→ Requirement
Return the entries verbatim and drop every picture.

(Document content entries)
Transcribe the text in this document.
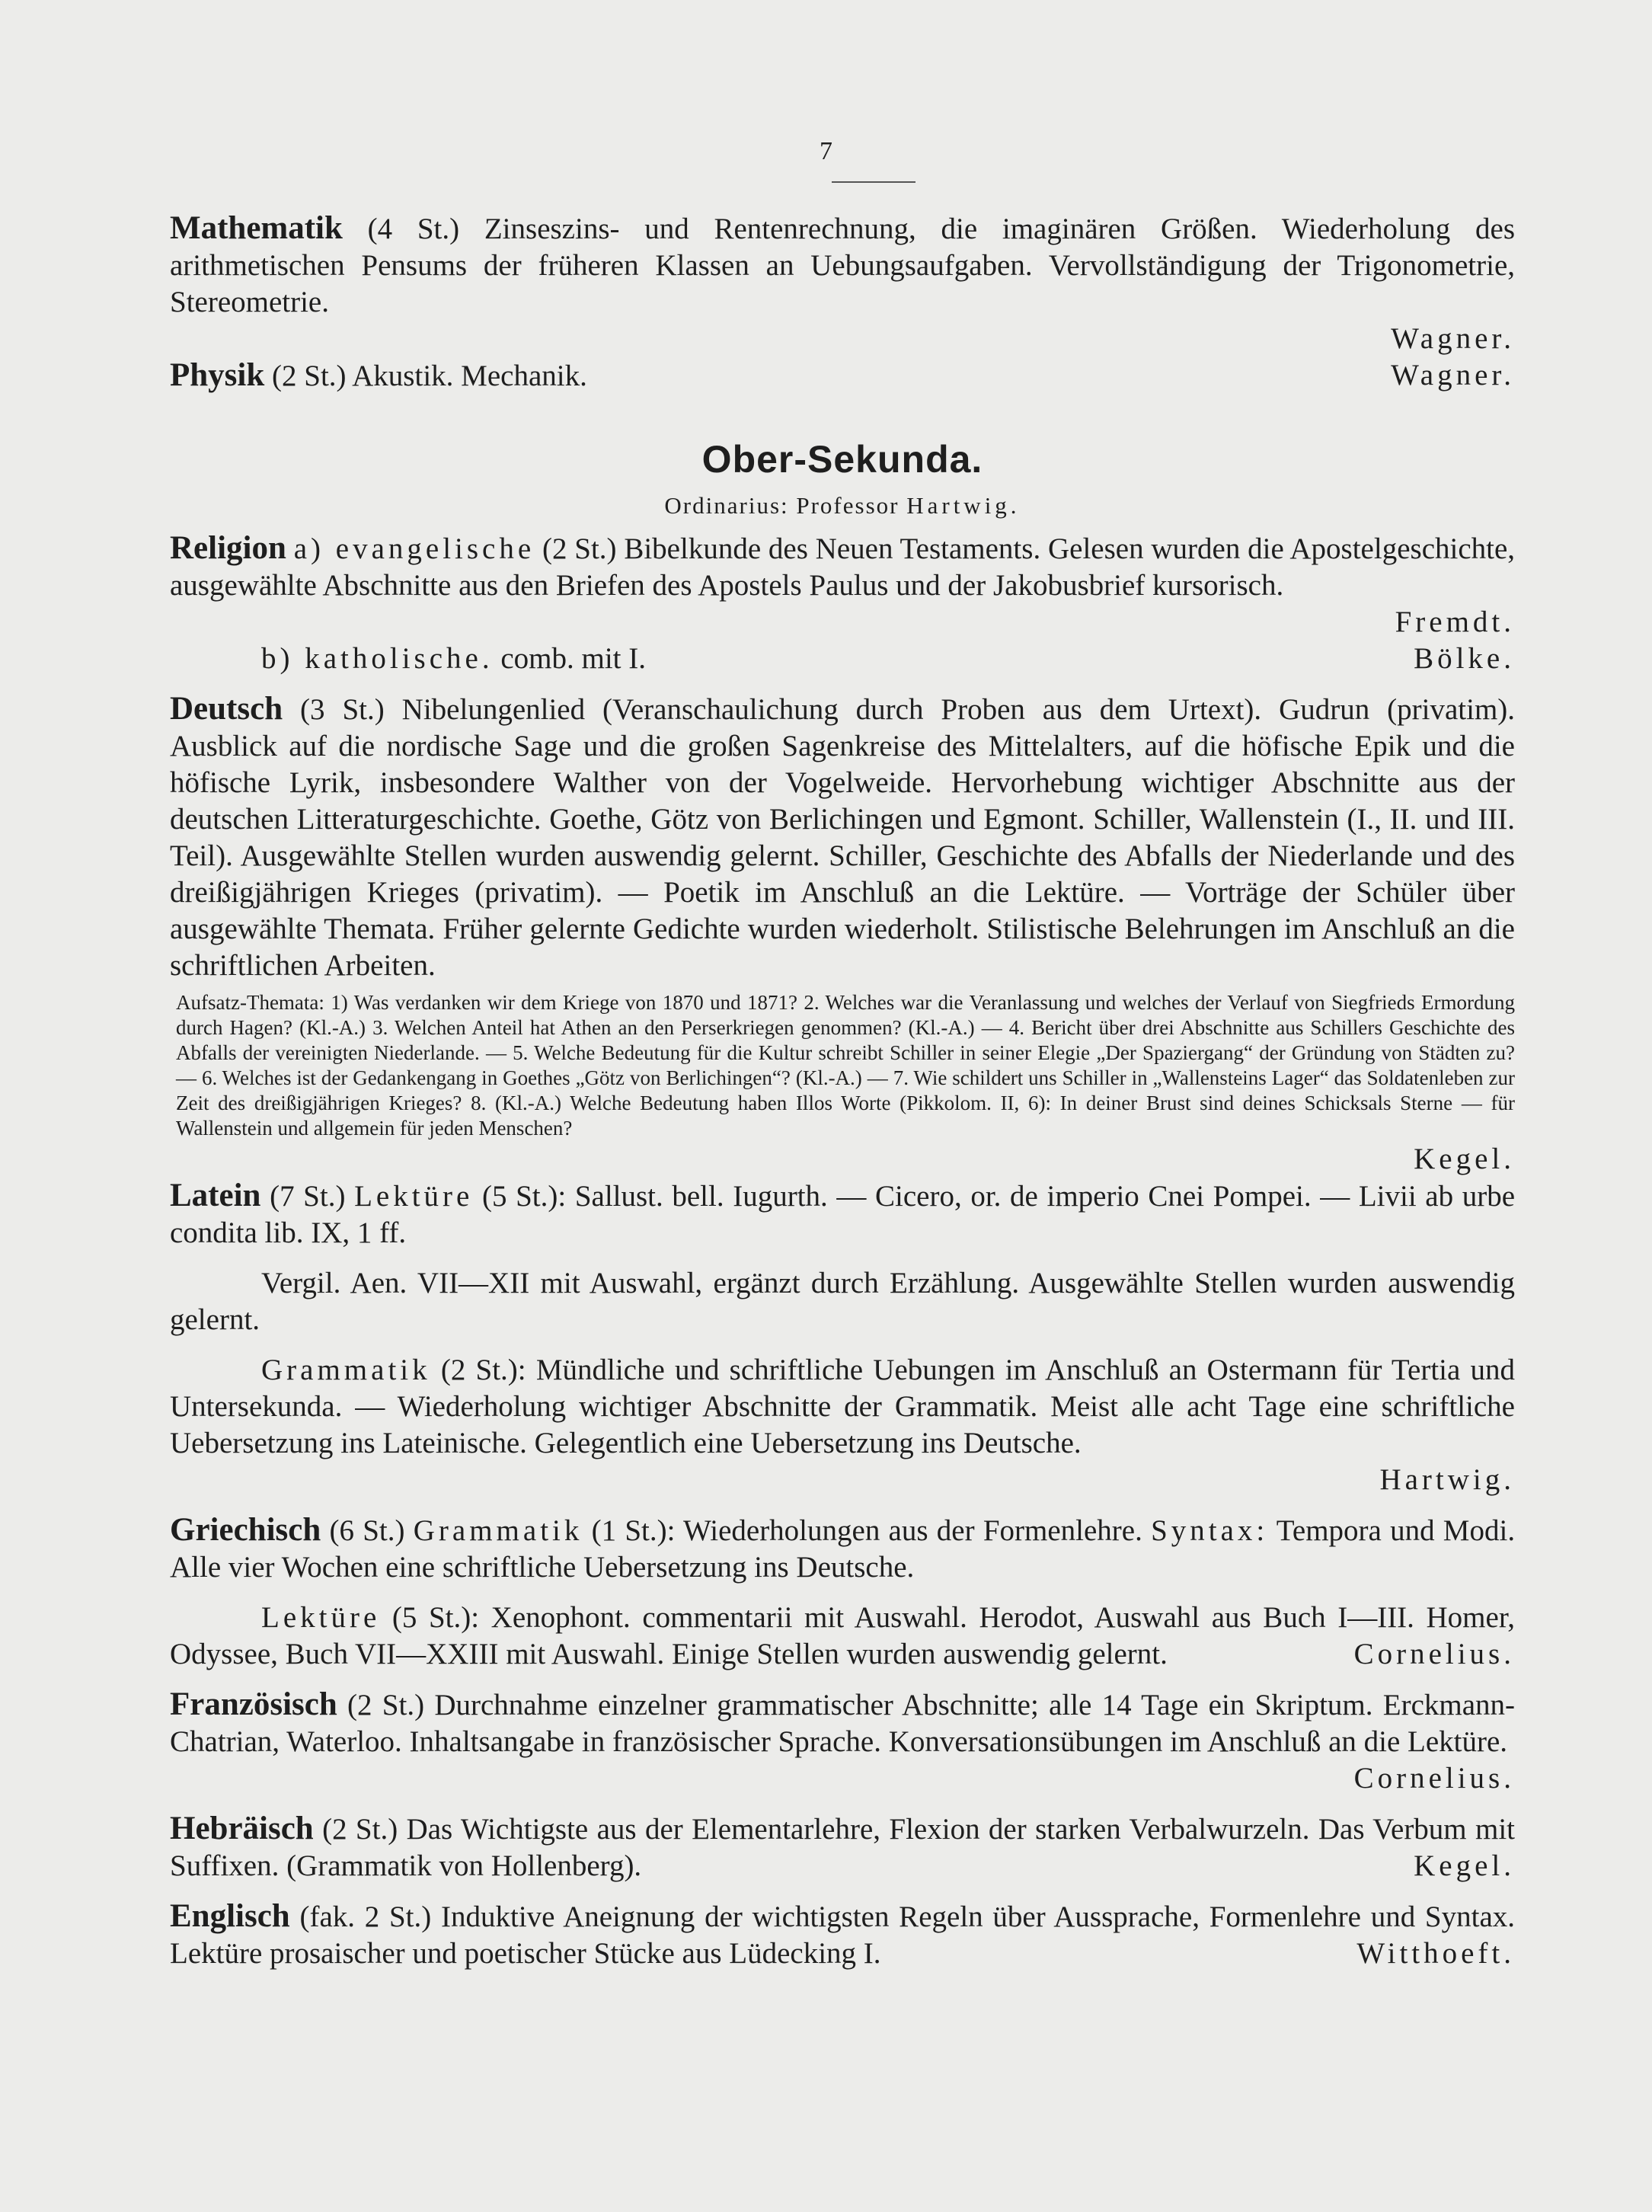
7

Mathematik (4 St.) Zinseszins- und Rentenrechnung, die imaginären Größen. Wiederholung des arithmetischen Pensums der früheren Klassen an Uebungsaufgaben. Vervollständigung der Trigonometrie, Stereometrie.

Wagner.

Wagner.
Physik (2 St.) Akustik. Mechanik.

Ober-Sekunda.
Ordinarius: Professor Hartwig.

Religion a) evangelische (2 St.) Bibelkunde des Neuen Testaments. Gelesen wurden die Apostelgeschichte, ausgewählte Abschnitte aus den Briefen des Apostels Paulus und der Jakobusbrief kursorisch.

Fremdt.

Bölke.
b) katholische. comb. mit I.

Deutsch (3 St.) Nibelungenlied (Veranschaulichung durch Proben aus dem Urtext). Gudrun (privatim). Ausblick auf die nordische Sage und die großen Sagenkreise des Mittelalters, auf die höfische Epik und die höfische Lyrik, insbesondere Walther von der Vogelweide. Hervorhebung wichtiger Abschnitte aus der deutschen Litteraturgeschichte. Goethe, Götz von Berlichingen und Egmont. Schiller, Wallenstein (I., II. und III. Teil). Ausgewählte Stellen wurden auswendig gelernt. Schiller, Geschichte des Abfalls der Niederlande und des dreißigjährigen Krieges (privatim). — Poetik im Anschluß an die Lektüre. — Vorträge der Schüler über ausgewählte Themata. Früher gelernte Gedichte wurden wiederholt. Stilistische Belehrungen im Anschluß an die schriftlichen Arbeiten.

Aufsatz-Themata: 1) Was verdanken wir dem Kriege von 1870 und 1871? 2. Welches war die Veranlassung und welches der Verlauf von Siegfrieds Ermordung durch Hagen? (Kl.-A.) 3. Welchen Anteil hat Athen an den Perserkriegen genommen? (Kl.-A.) — 4. Bericht über drei Abschnitte aus Schillers Geschichte des Abfalls der vereinigten Niederlande. — 5. Welche Bedeutung für die Kultur schreibt Schiller in seiner Elegie „Der Spaziergang“ der Gründung von Städten zu? — 6. Welches ist der Gedankengang in Goethes „Götz von Berlichingen“? (Kl.-A.) — 7. Wie schildert uns Schiller in „Wallensteins Lager“ das Soldatenleben zur Zeit des dreißigjährigen Krieges? 8. (Kl.-A.) Welche Bedeutung haben Illos Worte (Pikkolom. II, 6): In deiner Brust sind deines Schicksals Sterne — für Wallenstein und allgemein für jeden Menschen?

Kegel.

Latein (7 St.) Lektüre (5 St.): Sallust. bell. Iugurth. — Cicero, or. de imperio Cnei Pompei. — Livii ab urbe condita lib. IX, 1 ff.

Vergil. Aen. VII—XII mit Auswahl, ergänzt durch Erzählung. Ausgewählte Stellen wurden auswendig gelernt.

Grammatik (2 St.): Mündliche und schriftliche Uebungen im Anschluß an Ostermann für Tertia und Untersekunda. — Wiederholung wichtiger Abschnitte der Grammatik. Meist alle acht Tage eine schriftliche Uebersetzung ins Lateinische. Gelegentlich eine Uebersetzung ins Deutsche.

Hartwig.

Griechisch (6 St.) Grammatik (1 St.): Wiederholungen aus der Formenlehre. Syntax: Tempora und Modi. Alle vier Wochen eine schriftliche Uebersetzung ins Deutsche.

Lektüre (5 St.): Xenophont. commentarii mit Auswahl. Herodot, Auswahl aus Buch I—III. Homer, Odyssee, Buch VII—XXIII mit Auswahl. Einige Stellen wurden auswendig gelernt.	Cornelius.

Französisch (2 St.) Durchnahme einzelner grammatischer Abschnitte; alle 14 Tage ein Skriptum. Erckmann-Chatrian, Waterloo. Inhaltsangabe in französischer Sprache. Konversationsübungen im Anschluß an die Lektüre.
Cornelius.

Hebräisch (2 St.) Das Wichtigste aus der Elementarlehre, Flexion der starken Verbalwurzeln. Das Verbum mit Suffixen. (Grammatik von Hollenberg).	Kegel.

Englisch (fak. 2 St.) Induktive Aneignung der wichtigsten Regeln über Aussprache, Formenlehre und Syntax. Lektüre prosaischer und poetischer Stücke aus Lüdecking I.	Witthoeft.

→ Solved problem
Transcribe the text in this document.
7

Mathematik (4 St.) Zinseszins- und Rentenrechnung, die imaginären Größen. Wiederholung des arithmetischen Pensums der früheren Klassen an Uebungsaufgaben. Vervollständigung der Trigonometrie, Stereometrie.

Wagner.

Wagner.
Physik (2 St.) Akustik. Mechanik.

Ober-Sekunda.
Ordinarius: Professor Hartwig.

Religion a) evangelische (2 St.) Bibelkunde des Neuen Testaments. Gelesen wurden die Apostelgeschichte, ausgewählte Abschnitte aus den Briefen des Apostels Paulus und der Jakobusbrief kursorisch.

Fremdt.

Bölke.
b) katholische. comb. mit I.

Deutsch (3 St.) Nibelungenlied (Veranschaulichung durch Proben aus dem Urtext). Gudrun (privatim). Ausblick auf die nordische Sage und die großen Sagenkreise des Mittelalters, auf die höfische Epik und die höfische Lyrik, insbesondere Walther von der Vogelweide. Hervorhebung wichtiger Abschnitte aus der deutschen Litteraturgeschichte. Goethe, Götz von Berlichingen und Egmont. Schiller, Wallenstein (I., II. und III. Teil). Ausgewählte Stellen wurden auswendig gelernt. Schiller, Geschichte des Abfalls der Niederlande und des dreißigjährigen Krieges (privatim). — Poetik im Anschluß an die Lektüre. — Vorträge der Schüler über ausgewählte Themata. Früher gelernte Gedichte wurden wiederholt. Stilistische Belehrungen im Anschluß an die schriftlichen Arbeiten.

Aufsatz-Themata: 1) Was verdanken wir dem Kriege von 1870 und 1871? 2. Welches war die Veranlassung und welches der Verlauf von Siegfrieds Ermordung durch Hagen? (Kl.-A.) 3. Welchen Anteil hat Athen an den Perserkriegen genommen? (Kl.-A.) — 4. Bericht über drei Abschnitte aus Schillers Geschichte des Abfalls der vereinigten Niederlande. — 5. Welche Bedeutung für die Kultur schreibt Schiller in seiner Elegie „Der Spaziergang“ der Gründung von Städten zu? — 6. Welches ist der Gedankengang in Goethes „Götz von Berlichingen“? (Kl.-A.) — 7. Wie schildert uns Schiller in „Wallensteins Lager“ das Soldatenleben zur Zeit des dreißigjährigen Krieges? 8. (Kl.-A.) Welche Bedeutung haben Illos Worte (Pikkolom. II, 6): In deiner Brust sind deines Schicksals Sterne — für Wallenstein und allgemein für jeden Menschen?

Kegel.

Latein (7 St.) Lektüre (5 St.): Sallust. bell. Iugurth. — Cicero, or. de imperio Cnei Pompei. — Livii ab urbe condita lib. IX, 1 ff.

Vergil. Aen. VII—XII mit Auswahl, ergänzt durch Erzählung. Ausgewählte Stellen wurden auswendig gelernt.

Grammatik (2 St.): Mündliche und schriftliche Uebungen im Anschluß an Ostermann für Tertia und Untersekunda. — Wiederholung wichtiger Abschnitte der Grammatik. Meist alle acht Tage eine schriftliche Uebersetzung ins Lateinische. Gelegentlich eine Uebersetzung ins Deutsche.

Hartwig.

Griechisch (6 St.) Grammatik (1 St.): Wiederholungen aus der Formenlehre. Syntax: Tempora und Modi. Alle vier Wochen eine schriftliche Uebersetzung ins Deutsche.

Lektüre (5 St.): Xenophont. commentarii mit Auswahl. Herodot, Auswahl aus Buch I—III. Homer, Odyssee, Buch VII—XXIII mit Auswahl. Einige Stellen wurden auswendig gelernt.	Cornelius.

Französisch (2 St.) Durchnahme einzelner grammatischer Abschnitte; alle 14 Tage ein Skriptum. Erckmann-Chatrian, Waterloo. Inhaltsangabe in französischer Sprache. Konversationsübungen im Anschluß an die Lektüre.
Cornelius.

Hebräisch (2 St.) Das Wichtigste aus der Elementarlehre, Flexion der starken Verbalwurzeln. Das Verbum mit Suffixen. (Grammatik von Hollenberg).	Kegel.

Englisch (fak. 2 St.) Induktive Aneignung der wichtigsten Regeln über Aussprache, Formenlehre und Syntax. Lektüre prosaischer und poetischer Stücke aus Lüdecking I.	Witthoeft.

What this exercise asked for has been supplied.